AIM —
Tally the lines that contain the string "Batch" and give the number by itself.

** start GIVEN RECORDS **

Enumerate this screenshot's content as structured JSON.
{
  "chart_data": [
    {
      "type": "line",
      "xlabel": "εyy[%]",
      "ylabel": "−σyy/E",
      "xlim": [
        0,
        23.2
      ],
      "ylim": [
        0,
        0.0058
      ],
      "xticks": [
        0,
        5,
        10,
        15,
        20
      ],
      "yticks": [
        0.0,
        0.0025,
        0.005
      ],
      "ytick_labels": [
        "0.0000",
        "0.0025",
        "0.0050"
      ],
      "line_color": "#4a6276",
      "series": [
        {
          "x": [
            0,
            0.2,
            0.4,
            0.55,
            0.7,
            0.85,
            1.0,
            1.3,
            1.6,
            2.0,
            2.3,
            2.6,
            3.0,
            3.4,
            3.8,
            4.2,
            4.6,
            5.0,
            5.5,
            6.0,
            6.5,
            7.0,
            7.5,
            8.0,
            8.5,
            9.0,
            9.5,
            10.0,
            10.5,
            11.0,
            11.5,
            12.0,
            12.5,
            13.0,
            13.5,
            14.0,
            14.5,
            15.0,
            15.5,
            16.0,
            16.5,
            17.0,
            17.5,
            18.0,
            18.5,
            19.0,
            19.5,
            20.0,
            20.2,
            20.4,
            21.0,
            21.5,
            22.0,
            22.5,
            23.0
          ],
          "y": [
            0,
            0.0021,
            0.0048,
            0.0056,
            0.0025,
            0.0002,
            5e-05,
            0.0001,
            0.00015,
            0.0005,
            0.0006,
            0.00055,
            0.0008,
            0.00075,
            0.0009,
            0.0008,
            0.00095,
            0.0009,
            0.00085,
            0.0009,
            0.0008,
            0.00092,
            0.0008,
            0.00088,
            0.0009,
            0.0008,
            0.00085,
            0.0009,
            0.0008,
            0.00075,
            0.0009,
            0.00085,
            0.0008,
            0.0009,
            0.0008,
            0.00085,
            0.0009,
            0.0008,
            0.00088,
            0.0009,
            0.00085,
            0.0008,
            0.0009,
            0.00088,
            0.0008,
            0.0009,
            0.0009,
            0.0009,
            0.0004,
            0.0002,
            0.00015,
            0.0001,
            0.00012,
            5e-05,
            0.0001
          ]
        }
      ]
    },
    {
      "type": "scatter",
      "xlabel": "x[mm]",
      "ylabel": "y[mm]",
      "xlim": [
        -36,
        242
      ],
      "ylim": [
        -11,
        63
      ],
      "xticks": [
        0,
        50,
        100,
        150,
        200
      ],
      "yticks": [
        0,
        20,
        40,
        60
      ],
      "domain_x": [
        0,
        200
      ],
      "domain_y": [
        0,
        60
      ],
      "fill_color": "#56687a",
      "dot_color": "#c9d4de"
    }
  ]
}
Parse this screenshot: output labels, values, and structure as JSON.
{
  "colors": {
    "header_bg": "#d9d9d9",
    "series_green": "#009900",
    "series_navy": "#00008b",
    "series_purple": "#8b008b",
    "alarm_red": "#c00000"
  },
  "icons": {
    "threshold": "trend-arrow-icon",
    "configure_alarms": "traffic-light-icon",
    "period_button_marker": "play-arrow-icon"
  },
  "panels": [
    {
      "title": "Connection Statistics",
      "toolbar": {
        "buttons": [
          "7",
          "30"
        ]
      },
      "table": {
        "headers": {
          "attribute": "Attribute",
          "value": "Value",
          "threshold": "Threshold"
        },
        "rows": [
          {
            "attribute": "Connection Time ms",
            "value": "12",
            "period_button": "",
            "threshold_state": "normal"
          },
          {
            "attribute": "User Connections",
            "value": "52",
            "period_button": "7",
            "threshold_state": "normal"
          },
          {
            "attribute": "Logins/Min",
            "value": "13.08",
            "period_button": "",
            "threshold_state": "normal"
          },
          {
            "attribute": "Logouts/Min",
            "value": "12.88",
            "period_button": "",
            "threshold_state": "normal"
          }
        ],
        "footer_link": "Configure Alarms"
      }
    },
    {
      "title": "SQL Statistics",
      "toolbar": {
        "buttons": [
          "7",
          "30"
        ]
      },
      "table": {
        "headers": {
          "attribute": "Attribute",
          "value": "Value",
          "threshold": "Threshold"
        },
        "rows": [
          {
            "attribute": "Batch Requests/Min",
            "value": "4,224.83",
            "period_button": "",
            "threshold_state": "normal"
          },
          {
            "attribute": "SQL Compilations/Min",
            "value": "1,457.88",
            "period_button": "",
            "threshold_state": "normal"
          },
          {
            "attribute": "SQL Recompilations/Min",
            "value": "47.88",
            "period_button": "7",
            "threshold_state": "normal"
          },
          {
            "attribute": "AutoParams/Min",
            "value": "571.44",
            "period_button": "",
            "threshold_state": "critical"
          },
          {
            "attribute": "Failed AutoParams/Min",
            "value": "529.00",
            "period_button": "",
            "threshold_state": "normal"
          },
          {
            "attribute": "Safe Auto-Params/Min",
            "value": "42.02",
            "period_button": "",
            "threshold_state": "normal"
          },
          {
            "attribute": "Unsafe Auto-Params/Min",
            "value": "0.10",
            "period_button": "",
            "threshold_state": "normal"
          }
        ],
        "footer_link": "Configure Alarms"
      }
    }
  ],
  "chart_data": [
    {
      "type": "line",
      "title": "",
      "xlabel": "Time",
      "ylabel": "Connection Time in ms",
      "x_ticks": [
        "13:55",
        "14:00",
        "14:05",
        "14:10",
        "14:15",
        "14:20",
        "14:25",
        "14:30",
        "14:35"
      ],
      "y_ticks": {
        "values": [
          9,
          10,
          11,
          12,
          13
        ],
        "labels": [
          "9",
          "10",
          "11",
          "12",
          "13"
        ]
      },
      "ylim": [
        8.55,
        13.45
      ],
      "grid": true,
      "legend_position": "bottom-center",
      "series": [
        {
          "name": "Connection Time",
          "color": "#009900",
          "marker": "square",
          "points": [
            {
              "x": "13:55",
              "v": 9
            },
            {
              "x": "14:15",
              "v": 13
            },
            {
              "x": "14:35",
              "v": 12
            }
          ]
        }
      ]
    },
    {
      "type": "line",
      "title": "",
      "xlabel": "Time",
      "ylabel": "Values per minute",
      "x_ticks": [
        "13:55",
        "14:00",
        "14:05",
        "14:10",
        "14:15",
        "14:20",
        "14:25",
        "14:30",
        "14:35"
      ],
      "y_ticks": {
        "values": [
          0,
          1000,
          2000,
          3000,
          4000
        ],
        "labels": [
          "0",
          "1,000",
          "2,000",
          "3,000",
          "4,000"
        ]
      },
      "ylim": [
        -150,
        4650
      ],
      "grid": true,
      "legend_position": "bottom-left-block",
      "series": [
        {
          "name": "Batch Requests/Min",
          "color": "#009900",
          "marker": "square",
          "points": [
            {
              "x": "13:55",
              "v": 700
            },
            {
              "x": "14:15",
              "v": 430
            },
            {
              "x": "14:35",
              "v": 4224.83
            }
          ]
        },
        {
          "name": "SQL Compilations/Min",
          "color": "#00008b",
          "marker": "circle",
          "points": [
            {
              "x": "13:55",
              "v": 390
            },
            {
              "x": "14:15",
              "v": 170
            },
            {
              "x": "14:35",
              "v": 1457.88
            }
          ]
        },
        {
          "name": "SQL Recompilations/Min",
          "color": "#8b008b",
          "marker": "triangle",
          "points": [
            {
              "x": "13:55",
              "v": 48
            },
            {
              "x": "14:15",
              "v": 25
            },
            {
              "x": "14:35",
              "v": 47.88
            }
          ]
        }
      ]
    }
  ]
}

** end GIVEN RECORDS **

RESPONSE —
2